Entries from a dataset:
----

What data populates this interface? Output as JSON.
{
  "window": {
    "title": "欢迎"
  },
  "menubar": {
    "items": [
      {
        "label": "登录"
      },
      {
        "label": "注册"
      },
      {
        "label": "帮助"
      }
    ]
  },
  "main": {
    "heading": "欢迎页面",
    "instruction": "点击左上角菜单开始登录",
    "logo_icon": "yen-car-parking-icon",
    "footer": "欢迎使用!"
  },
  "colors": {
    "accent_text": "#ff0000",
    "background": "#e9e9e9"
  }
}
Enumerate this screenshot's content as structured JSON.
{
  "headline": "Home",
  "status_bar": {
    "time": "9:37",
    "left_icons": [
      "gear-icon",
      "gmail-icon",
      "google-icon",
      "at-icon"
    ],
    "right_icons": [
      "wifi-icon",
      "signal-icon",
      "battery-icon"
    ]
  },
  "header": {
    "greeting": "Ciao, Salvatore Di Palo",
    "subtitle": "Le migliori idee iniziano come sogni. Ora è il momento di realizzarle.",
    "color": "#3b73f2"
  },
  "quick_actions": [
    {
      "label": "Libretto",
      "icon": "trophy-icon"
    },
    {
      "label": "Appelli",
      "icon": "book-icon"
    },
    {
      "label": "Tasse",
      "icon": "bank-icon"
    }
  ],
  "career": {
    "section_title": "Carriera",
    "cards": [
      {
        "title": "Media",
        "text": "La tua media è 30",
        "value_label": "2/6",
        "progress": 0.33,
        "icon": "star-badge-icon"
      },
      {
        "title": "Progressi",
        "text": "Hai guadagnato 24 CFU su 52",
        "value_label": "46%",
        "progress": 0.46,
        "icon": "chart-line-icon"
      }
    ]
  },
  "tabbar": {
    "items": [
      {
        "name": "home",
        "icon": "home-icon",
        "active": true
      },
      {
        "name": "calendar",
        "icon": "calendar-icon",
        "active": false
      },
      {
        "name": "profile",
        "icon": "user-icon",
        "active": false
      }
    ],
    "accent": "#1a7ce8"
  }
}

----

WHAT YOU WILL DO:
Return every line holding the word "this" from the records.

RESPONSE TO THE TASK:
What data populates this interface? Output as JSON.
Enumerate this screenshot's content as structured JSON.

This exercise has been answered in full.